#### TASK DESCRIPTION
Spot every line with the word "name" and return it.

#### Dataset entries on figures
--- BEGIN ---

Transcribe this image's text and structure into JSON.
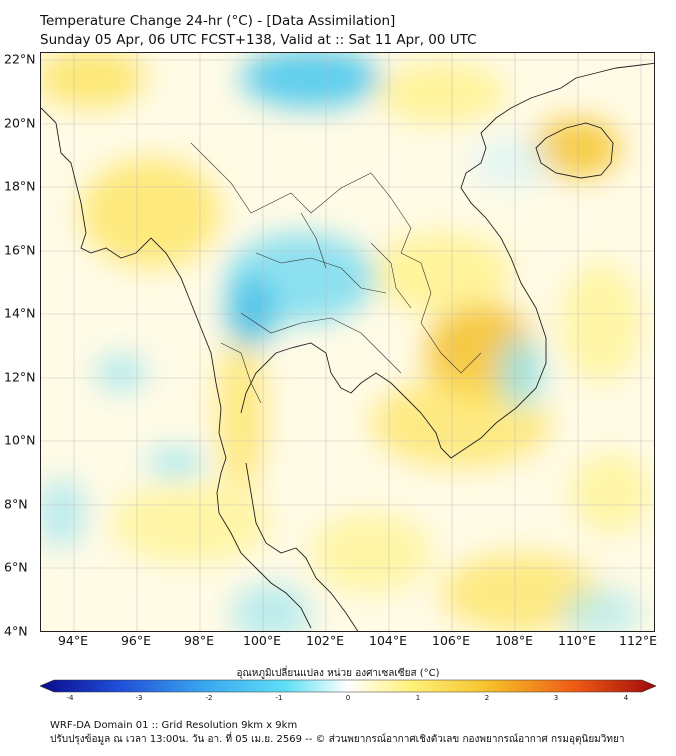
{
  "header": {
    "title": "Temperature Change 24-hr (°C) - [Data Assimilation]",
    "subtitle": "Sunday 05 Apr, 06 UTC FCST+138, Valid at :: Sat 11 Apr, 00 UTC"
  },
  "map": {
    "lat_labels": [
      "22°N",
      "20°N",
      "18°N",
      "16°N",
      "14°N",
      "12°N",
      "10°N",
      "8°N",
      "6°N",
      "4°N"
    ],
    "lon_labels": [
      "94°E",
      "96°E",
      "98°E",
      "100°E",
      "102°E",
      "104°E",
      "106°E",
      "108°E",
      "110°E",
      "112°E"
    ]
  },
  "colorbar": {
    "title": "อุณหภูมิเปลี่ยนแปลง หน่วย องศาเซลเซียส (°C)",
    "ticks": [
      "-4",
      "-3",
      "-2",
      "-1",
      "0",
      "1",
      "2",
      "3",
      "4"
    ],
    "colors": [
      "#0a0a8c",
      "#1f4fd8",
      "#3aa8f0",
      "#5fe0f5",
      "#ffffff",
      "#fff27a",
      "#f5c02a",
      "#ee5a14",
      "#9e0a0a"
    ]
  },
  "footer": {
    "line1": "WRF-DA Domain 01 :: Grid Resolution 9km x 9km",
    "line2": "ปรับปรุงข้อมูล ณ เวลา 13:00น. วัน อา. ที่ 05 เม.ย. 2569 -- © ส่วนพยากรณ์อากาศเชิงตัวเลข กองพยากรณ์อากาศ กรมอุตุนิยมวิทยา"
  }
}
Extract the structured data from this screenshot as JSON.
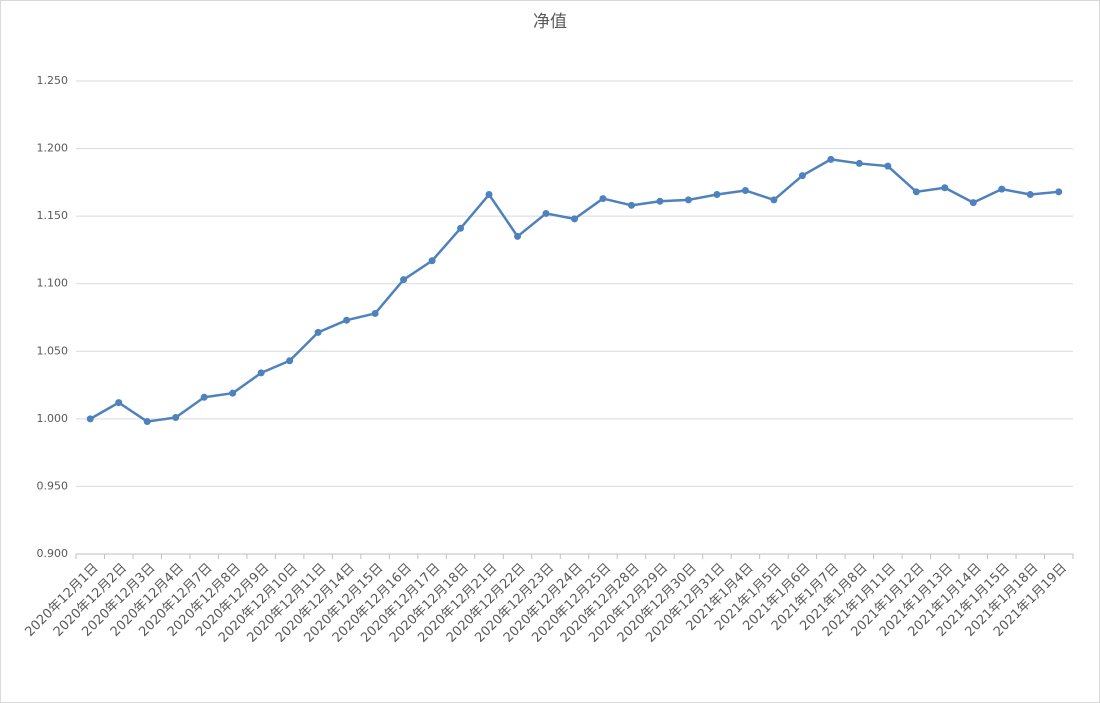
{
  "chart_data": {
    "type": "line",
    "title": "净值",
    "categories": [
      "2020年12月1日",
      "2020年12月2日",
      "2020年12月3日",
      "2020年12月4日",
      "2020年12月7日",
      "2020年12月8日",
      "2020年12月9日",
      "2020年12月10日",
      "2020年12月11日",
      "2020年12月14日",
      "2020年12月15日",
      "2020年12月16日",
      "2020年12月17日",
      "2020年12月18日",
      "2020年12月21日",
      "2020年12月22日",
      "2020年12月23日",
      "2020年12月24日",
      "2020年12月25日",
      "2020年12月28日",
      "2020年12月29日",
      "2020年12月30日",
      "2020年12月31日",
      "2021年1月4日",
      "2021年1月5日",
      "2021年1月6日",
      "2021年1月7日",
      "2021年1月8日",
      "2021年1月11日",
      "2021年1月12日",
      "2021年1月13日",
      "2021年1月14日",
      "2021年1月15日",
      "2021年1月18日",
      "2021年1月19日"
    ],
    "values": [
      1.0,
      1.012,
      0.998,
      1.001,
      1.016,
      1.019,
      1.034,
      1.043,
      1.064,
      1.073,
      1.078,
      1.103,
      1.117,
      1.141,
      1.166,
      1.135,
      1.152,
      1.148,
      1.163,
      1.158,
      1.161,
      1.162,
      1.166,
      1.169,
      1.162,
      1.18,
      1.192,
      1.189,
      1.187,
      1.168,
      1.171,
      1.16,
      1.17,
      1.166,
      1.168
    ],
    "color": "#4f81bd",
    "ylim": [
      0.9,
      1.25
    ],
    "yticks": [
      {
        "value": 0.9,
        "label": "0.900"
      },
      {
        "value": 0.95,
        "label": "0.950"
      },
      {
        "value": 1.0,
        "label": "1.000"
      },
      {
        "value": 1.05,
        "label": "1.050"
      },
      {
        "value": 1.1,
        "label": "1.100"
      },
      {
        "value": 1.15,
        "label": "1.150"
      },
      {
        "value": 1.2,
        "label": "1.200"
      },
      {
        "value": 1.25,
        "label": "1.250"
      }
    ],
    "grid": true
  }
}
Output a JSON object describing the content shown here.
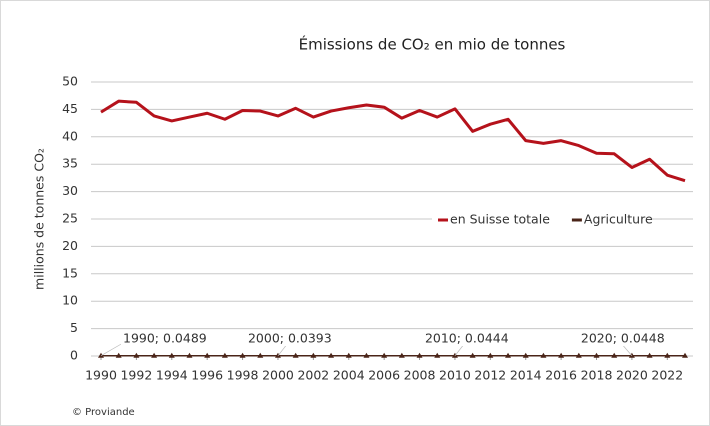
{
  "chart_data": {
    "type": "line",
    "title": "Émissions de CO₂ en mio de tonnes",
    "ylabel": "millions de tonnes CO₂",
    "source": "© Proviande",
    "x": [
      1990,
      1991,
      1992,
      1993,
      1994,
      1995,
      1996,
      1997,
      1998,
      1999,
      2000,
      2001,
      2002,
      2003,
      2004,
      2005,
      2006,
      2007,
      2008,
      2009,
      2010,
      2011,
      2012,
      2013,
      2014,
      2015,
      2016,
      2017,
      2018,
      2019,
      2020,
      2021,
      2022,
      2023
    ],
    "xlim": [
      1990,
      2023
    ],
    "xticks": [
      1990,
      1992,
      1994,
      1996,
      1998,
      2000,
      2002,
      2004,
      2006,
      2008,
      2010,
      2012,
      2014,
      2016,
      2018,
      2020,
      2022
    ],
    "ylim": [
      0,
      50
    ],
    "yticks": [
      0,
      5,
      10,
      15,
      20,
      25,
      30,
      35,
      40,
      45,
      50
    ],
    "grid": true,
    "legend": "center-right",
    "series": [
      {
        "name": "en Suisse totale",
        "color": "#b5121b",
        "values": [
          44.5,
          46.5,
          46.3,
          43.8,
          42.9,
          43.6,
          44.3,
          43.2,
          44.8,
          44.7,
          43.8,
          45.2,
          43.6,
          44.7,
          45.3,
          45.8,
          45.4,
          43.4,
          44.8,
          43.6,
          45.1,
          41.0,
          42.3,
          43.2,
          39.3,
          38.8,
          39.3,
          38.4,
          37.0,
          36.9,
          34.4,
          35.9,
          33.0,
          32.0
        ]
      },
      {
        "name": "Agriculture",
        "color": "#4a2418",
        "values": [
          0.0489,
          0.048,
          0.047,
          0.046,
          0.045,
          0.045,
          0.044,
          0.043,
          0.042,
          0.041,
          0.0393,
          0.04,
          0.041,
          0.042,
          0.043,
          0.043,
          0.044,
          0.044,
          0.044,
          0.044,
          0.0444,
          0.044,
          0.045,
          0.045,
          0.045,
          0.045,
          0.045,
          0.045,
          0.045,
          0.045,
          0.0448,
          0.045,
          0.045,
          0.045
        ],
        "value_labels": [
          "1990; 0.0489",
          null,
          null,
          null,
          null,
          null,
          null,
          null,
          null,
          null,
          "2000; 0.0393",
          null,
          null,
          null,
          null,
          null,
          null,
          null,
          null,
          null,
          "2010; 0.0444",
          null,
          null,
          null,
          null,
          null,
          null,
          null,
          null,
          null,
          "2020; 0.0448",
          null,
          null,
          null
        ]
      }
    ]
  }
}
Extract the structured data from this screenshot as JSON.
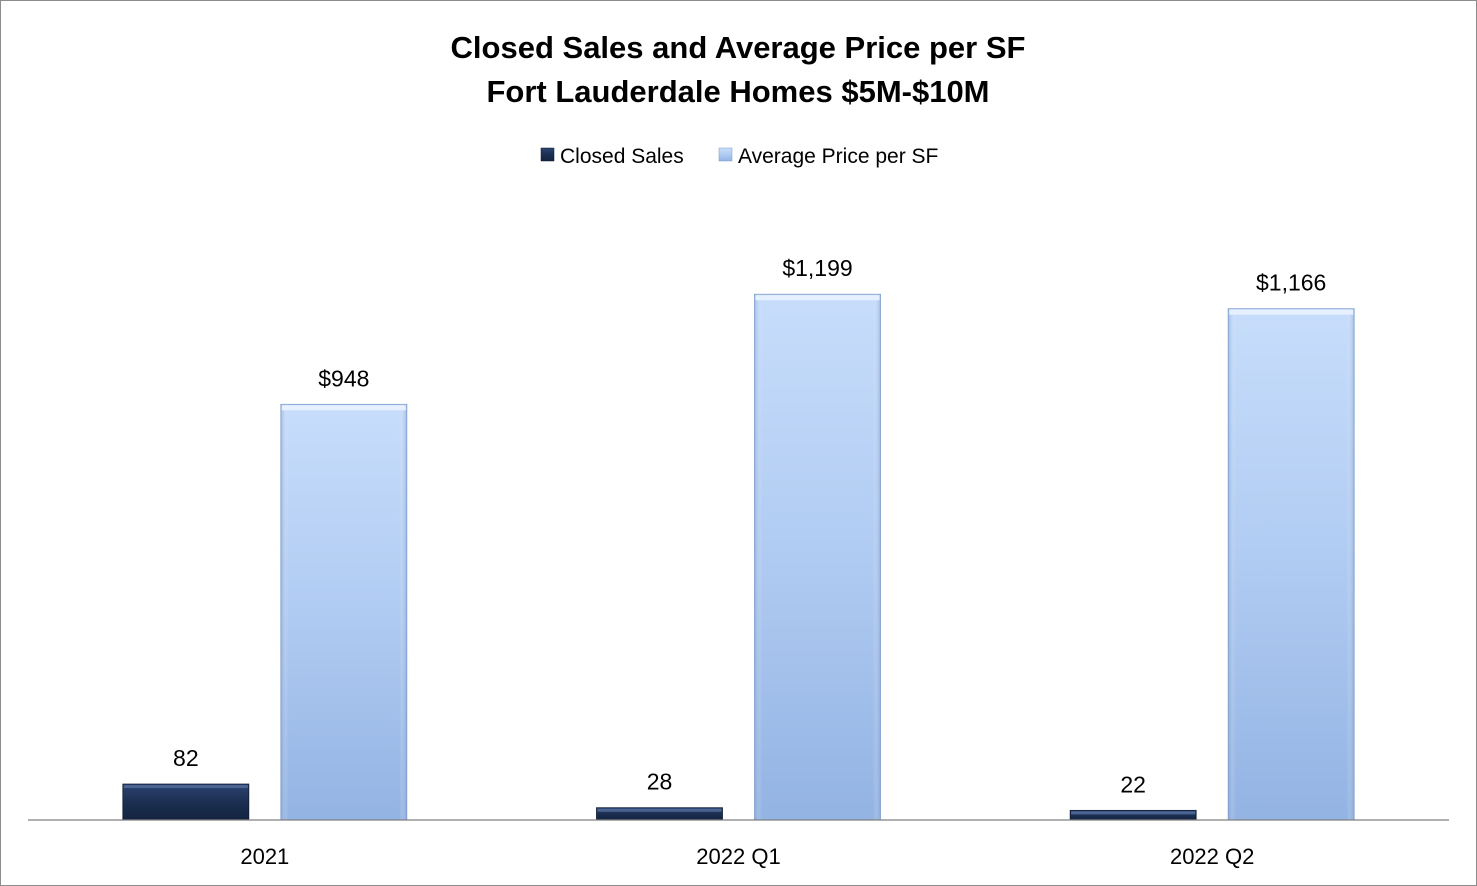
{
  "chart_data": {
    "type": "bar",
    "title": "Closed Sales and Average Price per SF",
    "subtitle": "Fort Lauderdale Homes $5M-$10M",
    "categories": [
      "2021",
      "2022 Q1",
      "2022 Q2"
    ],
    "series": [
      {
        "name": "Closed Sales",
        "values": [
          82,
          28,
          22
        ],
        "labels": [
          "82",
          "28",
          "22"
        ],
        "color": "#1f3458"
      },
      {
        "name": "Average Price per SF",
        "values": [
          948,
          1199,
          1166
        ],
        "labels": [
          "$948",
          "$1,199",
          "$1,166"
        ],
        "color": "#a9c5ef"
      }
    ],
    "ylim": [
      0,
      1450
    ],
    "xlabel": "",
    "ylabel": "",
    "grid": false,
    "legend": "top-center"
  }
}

--- END ---

#### EXERCISE SOLUTION
        "name": "en Suisse totale",
        "name": "Agriculture",
        "name": "Closed Sales",
        "name": "Average Price per SF",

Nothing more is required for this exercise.